--- START OF Data shown ---

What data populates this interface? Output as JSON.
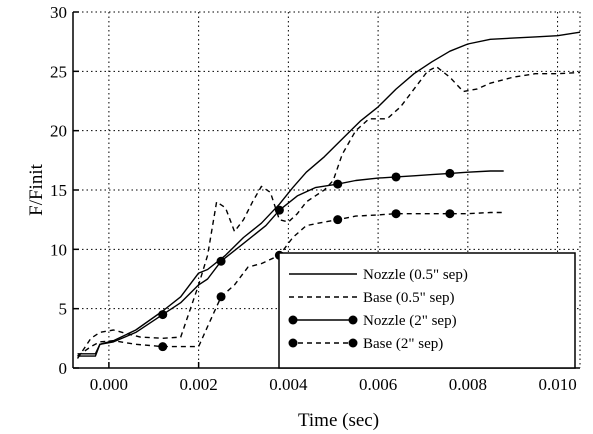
{
  "chart_data": {
    "type": "line",
    "title": "",
    "xlabel": "Time (sec)",
    "ylabel": "F/Finit",
    "xlim": [
      -0.0008,
      0.0105
    ],
    "ylim": [
      0,
      30
    ],
    "x_ticks": [
      0,
      0.002,
      0.004,
      0.006,
      0.008,
      0.01
    ],
    "x_tick_labels": [
      "0.000",
      "0.002",
      "0.004",
      "0.006",
      "0.008",
      "0.010"
    ],
    "y_ticks": [
      0,
      5,
      10,
      15,
      20,
      25,
      30
    ],
    "y_tick_labels": [
      "0",
      "5",
      "10",
      "15",
      "20",
      "25",
      "30"
    ],
    "grid": true,
    "legend_position": "bottom-right",
    "series": [
      {
        "name": "Nozzle (0.5\" sep)",
        "style": "solid",
        "marker": "none",
        "x": [
          -0.0007,
          -0.0003,
          -0.0002,
          0.0001,
          0.0006,
          0.0012,
          0.0016,
          0.002,
          0.0022,
          0.0026,
          0.003,
          0.0034,
          0.0038,
          0.0041,
          0.0044,
          0.0048,
          0.0052,
          0.0056,
          0.006,
          0.0064,
          0.0068,
          0.0072,
          0.0076,
          0.008,
          0.0085,
          0.009,
          0.0095,
          0.01,
          0.0105
        ],
        "y": [
          1.2,
          1.2,
          2.0,
          2.3,
          3.2,
          4.8,
          6.0,
          8.0,
          8.3,
          9.5,
          11.0,
          12.2,
          13.8,
          15.2,
          16.5,
          17.8,
          19.3,
          20.8,
          22.0,
          23.5,
          24.8,
          25.8,
          26.7,
          27.3,
          27.7,
          27.8,
          27.9,
          28.0,
          28.3
        ]
      },
      {
        "name": "Base (0.5\" sep)",
        "style": "dashed",
        "marker": "none",
        "x": [
          -0.0007,
          -0.0004,
          -0.0002,
          0.0001,
          0.0003,
          0.0007,
          0.0012,
          0.0016,
          0.002,
          0.0022,
          0.0024,
          0.0026,
          0.0028,
          0.003,
          0.0032,
          0.0034,
          0.0036,
          0.0038,
          0.004,
          0.0042,
          0.0044,
          0.0046,
          0.0048,
          0.005,
          0.0052,
          0.0055,
          0.0058,
          0.0062,
          0.0065,
          0.0068,
          0.0071,
          0.0073,
          0.0076,
          0.0079,
          0.0082,
          0.0085,
          0.009,
          0.0095,
          0.01,
          0.0105
        ],
        "y": [
          0.8,
          2.5,
          3.0,
          3.2,
          3.0,
          2.6,
          2.5,
          2.6,
          7.0,
          9.5,
          14.0,
          13.5,
          11.5,
          12.5,
          14.0,
          15.3,
          14.8,
          12.5,
          12.3,
          13.0,
          14.0,
          14.5,
          15.0,
          15.8,
          18.0,
          20.0,
          21.0,
          21.0,
          22.0,
          23.5,
          25.0,
          25.4,
          24.5,
          23.3,
          23.5,
          24.0,
          24.5,
          24.8,
          24.8,
          24.9
        ]
      },
      {
        "name": "Nozzle (2\" sep)",
        "style": "solid",
        "marker": "circle",
        "x": [
          -0.0007,
          -0.0003,
          -0.0002,
          0.0001,
          0.0006,
          0.0012,
          0.0016,
          0.002,
          0.0022,
          0.0025,
          0.003,
          0.0035,
          0.0038,
          0.0042,
          0.0046,
          0.0051,
          0.0055,
          0.006,
          0.0064,
          0.0068,
          0.0072,
          0.0076,
          0.008,
          0.0085,
          0.0088
        ],
        "y": [
          1.0,
          1.0,
          2.0,
          2.2,
          3.0,
          4.5,
          5.5,
          7.0,
          7.5,
          9.0,
          10.5,
          12.0,
          13.3,
          14.5,
          15.2,
          15.5,
          15.8,
          16.0,
          16.1,
          16.2,
          16.3,
          16.4,
          16.5,
          16.6,
          16.6
        ],
        "marker_x": [
          0.0012,
          0.0025,
          0.0038,
          0.0051,
          0.0064,
          0.0076
        ],
        "marker_y": [
          4.5,
          9.0,
          13.3,
          15.5,
          16.1,
          16.4
        ]
      },
      {
        "name": "Base (2\" sep)",
        "style": "dashed",
        "marker": "circle",
        "x": [
          -0.0007,
          -0.0004,
          -0.0002,
          0.0001,
          0.0006,
          0.0012,
          0.0016,
          0.002,
          0.0022,
          0.0025,
          0.0028,
          0.0031,
          0.0034,
          0.0038,
          0.0041,
          0.0044,
          0.0048,
          0.0051,
          0.0055,
          0.006,
          0.0064,
          0.0068,
          0.0072,
          0.0076,
          0.008,
          0.0085,
          0.0088
        ],
        "y": [
          1.0,
          1.8,
          2.2,
          2.3,
          2.0,
          1.8,
          1.8,
          1.8,
          3.5,
          6.0,
          7.0,
          8.5,
          8.8,
          9.5,
          11.0,
          12.0,
          12.3,
          12.5,
          12.8,
          12.9,
          13.0,
          13.0,
          13.0,
          13.0,
          13.0,
          13.1,
          13.1
        ],
        "marker_x": [
          0.0012,
          0.0025,
          0.0038,
          0.0051,
          0.0064,
          0.0076
        ],
        "marker_y": [
          1.8,
          6.0,
          9.5,
          12.5,
          13.0,
          13.0
        ]
      }
    ]
  }
}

--- END OF Data shown ---

Work to do:
Retype every entry verbatim and exclude the pictures from the copy.

Written response:
What data populates this interface? Output as JSON.
{
  "chart_data": {
    "type": "line",
    "title": "",
    "xlabel": "Time (sec)",
    "ylabel": "F/Finit",
    "xlim": [
      -0.0008,
      0.0105
    ],
    "ylim": [
      0,
      30
    ],
    "x_ticks": [
      0,
      0.002,
      0.004,
      0.006,
      0.008,
      0.01
    ],
    "x_tick_labels": [
      "0.000",
      "0.002",
      "0.004",
      "0.006",
      "0.008",
      "0.010"
    ],
    "y_ticks": [
      0,
      5,
      10,
      15,
      20,
      25,
      30
    ],
    "y_tick_labels": [
      "0",
      "5",
      "10",
      "15",
      "20",
      "25",
      "30"
    ],
    "grid": true,
    "legend_position": "bottom-right",
    "series": [
      {
        "name": "Nozzle (0.5\" sep)",
        "style": "solid",
        "marker": "none",
        "x": [
          -0.0007,
          -0.0003,
          -0.0002,
          0.0001,
          0.0006,
          0.0012,
          0.0016,
          0.002,
          0.0022,
          0.0026,
          0.003,
          0.0034,
          0.0038,
          0.0041,
          0.0044,
          0.0048,
          0.0052,
          0.0056,
          0.006,
          0.0064,
          0.0068,
          0.0072,
          0.0076,
          0.008,
          0.0085,
          0.009,
          0.0095,
          0.01,
          0.0105
        ],
        "y": [
          1.2,
          1.2,
          2.0,
          2.3,
          3.2,
          4.8,
          6.0,
          8.0,
          8.3,
          9.5,
          11.0,
          12.2,
          13.8,
          15.2,
          16.5,
          17.8,
          19.3,
          20.8,
          22.0,
          23.5,
          24.8,
          25.8,
          26.7,
          27.3,
          27.7,
          27.8,
          27.9,
          28.0,
          28.3
        ]
      },
      {
        "name": "Base (0.5\" sep)",
        "style": "dashed",
        "marker": "none",
        "x": [
          -0.0007,
          -0.0004,
          -0.0002,
          0.0001,
          0.0003,
          0.0007,
          0.0012,
          0.0016,
          0.002,
          0.0022,
          0.0024,
          0.0026,
          0.0028,
          0.003,
          0.0032,
          0.0034,
          0.0036,
          0.0038,
          0.004,
          0.0042,
          0.0044,
          0.0046,
          0.0048,
          0.005,
          0.0052,
          0.0055,
          0.0058,
          0.0062,
          0.0065,
          0.0068,
          0.0071,
          0.0073,
          0.0076,
          0.0079,
          0.0082,
          0.0085,
          0.009,
          0.0095,
          0.01,
          0.0105
        ],
        "y": [
          0.8,
          2.5,
          3.0,
          3.2,
          3.0,
          2.6,
          2.5,
          2.6,
          7.0,
          9.5,
          14.0,
          13.5,
          11.5,
          12.5,
          14.0,
          15.3,
          14.8,
          12.5,
          12.3,
          13.0,
          14.0,
          14.5,
          15.0,
          15.8,
          18.0,
          20.0,
          21.0,
          21.0,
          22.0,
          23.5,
          25.0,
          25.4,
          24.5,
          23.3,
          23.5,
          24.0,
          24.5,
          24.8,
          24.8,
          24.9
        ]
      },
      {
        "name": "Nozzle (2\" sep)",
        "style": "solid",
        "marker": "circle",
        "x": [
          -0.0007,
          -0.0003,
          -0.0002,
          0.0001,
          0.0006,
          0.0012,
          0.0016,
          0.002,
          0.0022,
          0.0025,
          0.003,
          0.0035,
          0.0038,
          0.0042,
          0.0046,
          0.0051,
          0.0055,
          0.006,
          0.0064,
          0.0068,
          0.0072,
          0.0076,
          0.008,
          0.0085,
          0.0088
        ],
        "y": [
          1.0,
          1.0,
          2.0,
          2.2,
          3.0,
          4.5,
          5.5,
          7.0,
          7.5,
          9.0,
          10.5,
          12.0,
          13.3,
          14.5,
          15.2,
          15.5,
          15.8,
          16.0,
          16.1,
          16.2,
          16.3,
          16.4,
          16.5,
          16.6,
          16.6
        ],
        "marker_x": [
          0.0012,
          0.0025,
          0.0038,
          0.0051,
          0.0064,
          0.0076
        ],
        "marker_y": [
          4.5,
          9.0,
          13.3,
          15.5,
          16.1,
          16.4
        ]
      },
      {
        "name": "Base (2\" sep)",
        "style": "dashed",
        "marker": "circle",
        "x": [
          -0.0007,
          -0.0004,
          -0.0002,
          0.0001,
          0.0006,
          0.0012,
          0.0016,
          0.002,
          0.0022,
          0.0025,
          0.0028,
          0.0031,
          0.0034,
          0.0038,
          0.0041,
          0.0044,
          0.0048,
          0.0051,
          0.0055,
          0.006,
          0.0064,
          0.0068,
          0.0072,
          0.0076,
          0.008,
          0.0085,
          0.0088
        ],
        "y": [
          1.0,
          1.8,
          2.2,
          2.3,
          2.0,
          1.8,
          1.8,
          1.8,
          3.5,
          6.0,
          7.0,
          8.5,
          8.8,
          9.5,
          11.0,
          12.0,
          12.3,
          12.5,
          12.8,
          12.9,
          13.0,
          13.0,
          13.0,
          13.0,
          13.0,
          13.1,
          13.1
        ],
        "marker_x": [
          0.0012,
          0.0025,
          0.0038,
          0.0051,
          0.0064,
          0.0076
        ],
        "marker_y": [
          1.8,
          6.0,
          9.5,
          12.5,
          13.0,
          13.0
        ]
      }
    ]
  }
}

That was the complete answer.